_Given exercise_. Locate each line below that includes "commerce" and reproduce it.

--- Entries shown ---

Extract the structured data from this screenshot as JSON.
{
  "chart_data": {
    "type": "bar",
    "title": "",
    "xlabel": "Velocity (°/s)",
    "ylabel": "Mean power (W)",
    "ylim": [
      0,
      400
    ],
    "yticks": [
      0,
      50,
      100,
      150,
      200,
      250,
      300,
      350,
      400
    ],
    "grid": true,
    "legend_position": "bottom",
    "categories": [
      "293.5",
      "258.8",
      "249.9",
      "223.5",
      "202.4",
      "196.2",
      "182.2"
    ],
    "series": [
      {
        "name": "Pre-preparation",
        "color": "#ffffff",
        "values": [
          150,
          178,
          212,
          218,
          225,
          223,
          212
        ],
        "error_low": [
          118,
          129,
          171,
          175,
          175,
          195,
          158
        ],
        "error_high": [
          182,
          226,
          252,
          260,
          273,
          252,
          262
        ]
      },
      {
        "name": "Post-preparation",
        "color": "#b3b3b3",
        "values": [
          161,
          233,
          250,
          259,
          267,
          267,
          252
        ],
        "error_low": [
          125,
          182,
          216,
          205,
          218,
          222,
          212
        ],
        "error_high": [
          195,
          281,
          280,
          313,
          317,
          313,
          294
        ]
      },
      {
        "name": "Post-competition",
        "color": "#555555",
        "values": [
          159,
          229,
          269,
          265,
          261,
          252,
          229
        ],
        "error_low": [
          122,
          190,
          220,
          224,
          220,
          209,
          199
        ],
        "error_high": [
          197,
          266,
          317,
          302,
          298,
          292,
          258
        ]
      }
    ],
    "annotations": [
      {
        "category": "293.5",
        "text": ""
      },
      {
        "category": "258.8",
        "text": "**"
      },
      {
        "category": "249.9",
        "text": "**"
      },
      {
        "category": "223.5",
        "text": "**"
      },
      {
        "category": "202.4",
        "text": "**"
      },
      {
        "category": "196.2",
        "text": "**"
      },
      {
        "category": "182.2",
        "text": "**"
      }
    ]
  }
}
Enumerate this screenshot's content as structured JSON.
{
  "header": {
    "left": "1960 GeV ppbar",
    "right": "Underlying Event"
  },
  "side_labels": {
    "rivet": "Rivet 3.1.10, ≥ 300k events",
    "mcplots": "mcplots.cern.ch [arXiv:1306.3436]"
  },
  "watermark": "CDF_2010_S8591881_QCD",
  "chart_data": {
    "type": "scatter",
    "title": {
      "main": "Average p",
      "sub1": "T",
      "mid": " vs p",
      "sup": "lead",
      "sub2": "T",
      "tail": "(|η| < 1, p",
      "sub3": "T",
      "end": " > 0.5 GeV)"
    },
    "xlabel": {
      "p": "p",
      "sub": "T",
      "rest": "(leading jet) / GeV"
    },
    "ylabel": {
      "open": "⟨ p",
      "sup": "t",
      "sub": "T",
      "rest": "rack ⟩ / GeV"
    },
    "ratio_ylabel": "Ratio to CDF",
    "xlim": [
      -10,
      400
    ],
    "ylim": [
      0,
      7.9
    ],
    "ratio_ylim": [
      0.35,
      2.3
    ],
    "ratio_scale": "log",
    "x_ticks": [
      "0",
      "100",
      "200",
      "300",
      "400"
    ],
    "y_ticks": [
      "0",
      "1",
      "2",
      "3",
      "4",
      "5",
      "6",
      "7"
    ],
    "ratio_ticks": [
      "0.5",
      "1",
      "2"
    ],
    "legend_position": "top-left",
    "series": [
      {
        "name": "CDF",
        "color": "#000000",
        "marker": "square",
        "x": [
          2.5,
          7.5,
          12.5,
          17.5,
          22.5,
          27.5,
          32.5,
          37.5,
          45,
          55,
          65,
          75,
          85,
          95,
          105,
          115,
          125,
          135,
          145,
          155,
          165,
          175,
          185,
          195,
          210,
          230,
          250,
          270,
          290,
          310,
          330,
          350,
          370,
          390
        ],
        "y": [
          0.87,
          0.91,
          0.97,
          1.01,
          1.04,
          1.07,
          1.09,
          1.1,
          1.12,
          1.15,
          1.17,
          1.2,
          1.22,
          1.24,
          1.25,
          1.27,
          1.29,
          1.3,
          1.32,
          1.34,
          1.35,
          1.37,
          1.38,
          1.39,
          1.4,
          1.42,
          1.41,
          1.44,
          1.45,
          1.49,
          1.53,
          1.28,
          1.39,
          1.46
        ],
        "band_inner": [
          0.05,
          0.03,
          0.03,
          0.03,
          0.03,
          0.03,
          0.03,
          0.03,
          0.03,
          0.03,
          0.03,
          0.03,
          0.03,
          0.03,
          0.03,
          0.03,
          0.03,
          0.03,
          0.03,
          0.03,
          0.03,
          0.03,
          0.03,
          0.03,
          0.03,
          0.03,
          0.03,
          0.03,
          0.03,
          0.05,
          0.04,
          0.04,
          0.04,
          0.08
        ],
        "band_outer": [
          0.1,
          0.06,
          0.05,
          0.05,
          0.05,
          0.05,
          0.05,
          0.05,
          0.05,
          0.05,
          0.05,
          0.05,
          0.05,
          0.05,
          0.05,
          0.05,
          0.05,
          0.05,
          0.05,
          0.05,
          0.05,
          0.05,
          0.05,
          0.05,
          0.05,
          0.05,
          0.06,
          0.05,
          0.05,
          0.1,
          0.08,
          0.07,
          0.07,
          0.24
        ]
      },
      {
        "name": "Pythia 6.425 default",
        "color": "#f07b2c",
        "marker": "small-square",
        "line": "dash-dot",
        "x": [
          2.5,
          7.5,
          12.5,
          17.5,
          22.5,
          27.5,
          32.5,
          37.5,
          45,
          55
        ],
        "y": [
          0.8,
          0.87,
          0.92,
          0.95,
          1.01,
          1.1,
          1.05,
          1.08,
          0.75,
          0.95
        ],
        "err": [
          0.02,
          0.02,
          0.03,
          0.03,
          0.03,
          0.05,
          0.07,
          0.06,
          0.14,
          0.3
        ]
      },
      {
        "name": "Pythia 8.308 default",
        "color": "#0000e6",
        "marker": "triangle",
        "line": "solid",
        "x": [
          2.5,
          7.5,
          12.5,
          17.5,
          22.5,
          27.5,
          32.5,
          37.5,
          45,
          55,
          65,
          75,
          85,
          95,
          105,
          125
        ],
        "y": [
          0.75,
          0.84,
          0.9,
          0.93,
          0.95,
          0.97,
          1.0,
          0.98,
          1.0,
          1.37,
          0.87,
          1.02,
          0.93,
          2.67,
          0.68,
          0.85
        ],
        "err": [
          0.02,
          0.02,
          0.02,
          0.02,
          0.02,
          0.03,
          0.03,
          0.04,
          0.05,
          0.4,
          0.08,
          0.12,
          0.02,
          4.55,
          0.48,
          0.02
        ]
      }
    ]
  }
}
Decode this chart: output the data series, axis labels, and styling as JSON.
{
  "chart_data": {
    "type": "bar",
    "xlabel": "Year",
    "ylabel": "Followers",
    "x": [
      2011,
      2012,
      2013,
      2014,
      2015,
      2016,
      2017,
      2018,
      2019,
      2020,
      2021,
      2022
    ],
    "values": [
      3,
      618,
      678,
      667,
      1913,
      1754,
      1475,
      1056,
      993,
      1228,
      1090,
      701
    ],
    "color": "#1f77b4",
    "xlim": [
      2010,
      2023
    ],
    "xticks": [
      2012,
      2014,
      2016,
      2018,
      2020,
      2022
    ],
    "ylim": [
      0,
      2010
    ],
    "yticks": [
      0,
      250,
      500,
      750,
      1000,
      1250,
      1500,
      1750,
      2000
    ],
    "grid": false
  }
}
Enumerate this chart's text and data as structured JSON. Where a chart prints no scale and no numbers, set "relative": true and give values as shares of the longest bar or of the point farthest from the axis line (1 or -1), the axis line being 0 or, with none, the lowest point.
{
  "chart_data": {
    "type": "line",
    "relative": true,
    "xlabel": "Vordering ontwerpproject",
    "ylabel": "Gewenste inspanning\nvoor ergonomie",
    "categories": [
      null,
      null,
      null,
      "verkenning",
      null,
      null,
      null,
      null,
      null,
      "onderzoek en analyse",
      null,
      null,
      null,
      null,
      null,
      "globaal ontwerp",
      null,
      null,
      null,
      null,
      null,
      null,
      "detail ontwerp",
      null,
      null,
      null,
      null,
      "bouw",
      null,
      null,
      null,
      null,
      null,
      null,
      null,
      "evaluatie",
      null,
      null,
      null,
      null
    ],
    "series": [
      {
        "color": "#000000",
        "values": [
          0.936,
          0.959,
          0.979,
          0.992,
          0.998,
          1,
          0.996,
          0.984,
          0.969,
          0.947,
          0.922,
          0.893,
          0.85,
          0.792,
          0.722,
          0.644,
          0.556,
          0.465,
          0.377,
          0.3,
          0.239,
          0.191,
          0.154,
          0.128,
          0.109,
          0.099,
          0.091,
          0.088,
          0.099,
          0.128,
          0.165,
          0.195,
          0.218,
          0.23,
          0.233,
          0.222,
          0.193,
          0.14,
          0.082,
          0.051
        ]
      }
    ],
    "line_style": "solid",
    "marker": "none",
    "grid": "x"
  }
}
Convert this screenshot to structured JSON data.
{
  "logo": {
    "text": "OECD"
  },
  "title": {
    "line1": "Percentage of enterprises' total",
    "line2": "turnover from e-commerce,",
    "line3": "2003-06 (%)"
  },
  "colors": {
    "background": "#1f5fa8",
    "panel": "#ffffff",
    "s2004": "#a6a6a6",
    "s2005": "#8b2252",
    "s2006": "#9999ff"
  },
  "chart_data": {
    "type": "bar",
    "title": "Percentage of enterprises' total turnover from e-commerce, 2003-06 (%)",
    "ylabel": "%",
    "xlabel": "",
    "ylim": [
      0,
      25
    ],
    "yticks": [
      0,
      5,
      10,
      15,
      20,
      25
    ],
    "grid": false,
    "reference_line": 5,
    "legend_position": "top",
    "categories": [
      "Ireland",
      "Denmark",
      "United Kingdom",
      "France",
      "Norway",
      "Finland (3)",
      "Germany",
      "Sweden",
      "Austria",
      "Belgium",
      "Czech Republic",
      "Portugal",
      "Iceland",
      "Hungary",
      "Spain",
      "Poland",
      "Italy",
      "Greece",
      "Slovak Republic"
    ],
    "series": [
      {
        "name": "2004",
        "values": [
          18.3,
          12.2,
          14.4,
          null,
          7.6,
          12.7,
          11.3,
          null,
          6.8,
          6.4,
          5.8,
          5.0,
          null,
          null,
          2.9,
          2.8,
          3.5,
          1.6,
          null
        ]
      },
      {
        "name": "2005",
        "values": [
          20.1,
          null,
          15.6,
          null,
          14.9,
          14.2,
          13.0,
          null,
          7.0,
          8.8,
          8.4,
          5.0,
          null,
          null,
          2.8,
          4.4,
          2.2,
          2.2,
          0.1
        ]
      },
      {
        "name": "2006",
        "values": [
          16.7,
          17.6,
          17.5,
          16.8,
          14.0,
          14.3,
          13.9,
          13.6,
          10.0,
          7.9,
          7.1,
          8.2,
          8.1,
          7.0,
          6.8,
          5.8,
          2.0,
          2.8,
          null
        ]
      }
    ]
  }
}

---

_Task result_.
    "line2": "turnover from e-commerce,",
    "title": "Percentage of enterprises' total turnover from e-commerce, 2003-06 (%)",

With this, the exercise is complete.